Saved entries:
╔══
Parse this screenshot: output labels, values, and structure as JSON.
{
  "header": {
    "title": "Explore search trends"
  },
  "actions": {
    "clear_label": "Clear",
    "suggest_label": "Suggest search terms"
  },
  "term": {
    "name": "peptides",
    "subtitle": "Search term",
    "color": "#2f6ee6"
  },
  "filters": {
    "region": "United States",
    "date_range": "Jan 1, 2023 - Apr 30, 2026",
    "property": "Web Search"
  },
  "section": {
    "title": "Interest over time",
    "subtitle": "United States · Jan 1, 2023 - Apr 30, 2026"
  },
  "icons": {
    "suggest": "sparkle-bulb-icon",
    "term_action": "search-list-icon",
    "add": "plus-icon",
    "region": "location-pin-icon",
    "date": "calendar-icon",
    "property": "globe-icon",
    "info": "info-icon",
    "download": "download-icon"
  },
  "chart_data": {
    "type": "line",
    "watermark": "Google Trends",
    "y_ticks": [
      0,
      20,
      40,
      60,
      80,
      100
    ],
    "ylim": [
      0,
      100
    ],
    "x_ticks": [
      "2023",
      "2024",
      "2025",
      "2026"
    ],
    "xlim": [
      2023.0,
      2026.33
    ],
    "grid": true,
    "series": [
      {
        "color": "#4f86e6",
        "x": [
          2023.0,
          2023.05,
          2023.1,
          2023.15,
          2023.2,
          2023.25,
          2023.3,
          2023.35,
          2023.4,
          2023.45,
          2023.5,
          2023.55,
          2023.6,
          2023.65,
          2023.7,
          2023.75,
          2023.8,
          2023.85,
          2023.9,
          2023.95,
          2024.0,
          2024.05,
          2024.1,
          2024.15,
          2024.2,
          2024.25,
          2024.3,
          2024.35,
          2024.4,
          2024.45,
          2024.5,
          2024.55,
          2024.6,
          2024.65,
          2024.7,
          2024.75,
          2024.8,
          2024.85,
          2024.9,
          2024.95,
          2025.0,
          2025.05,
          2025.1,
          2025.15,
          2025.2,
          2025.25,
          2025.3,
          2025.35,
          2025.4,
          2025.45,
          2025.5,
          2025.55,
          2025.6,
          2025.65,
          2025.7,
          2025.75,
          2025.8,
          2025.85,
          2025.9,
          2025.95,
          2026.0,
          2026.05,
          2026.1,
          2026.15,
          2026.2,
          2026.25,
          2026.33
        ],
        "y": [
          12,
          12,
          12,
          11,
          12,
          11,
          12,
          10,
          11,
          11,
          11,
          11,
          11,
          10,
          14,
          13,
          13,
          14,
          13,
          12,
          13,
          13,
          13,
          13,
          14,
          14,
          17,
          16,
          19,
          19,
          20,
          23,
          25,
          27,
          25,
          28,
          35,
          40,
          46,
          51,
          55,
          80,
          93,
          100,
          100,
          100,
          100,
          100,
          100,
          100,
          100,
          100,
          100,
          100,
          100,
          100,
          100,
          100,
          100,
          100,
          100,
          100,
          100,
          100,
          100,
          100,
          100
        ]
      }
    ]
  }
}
╚══
**TASK PROMPT**:
In the records above, find each line holding "region" and copy it.

**ANSWER TO THE EXERCISE**:
    "region": "United States",
    "region": "location-pin-icon",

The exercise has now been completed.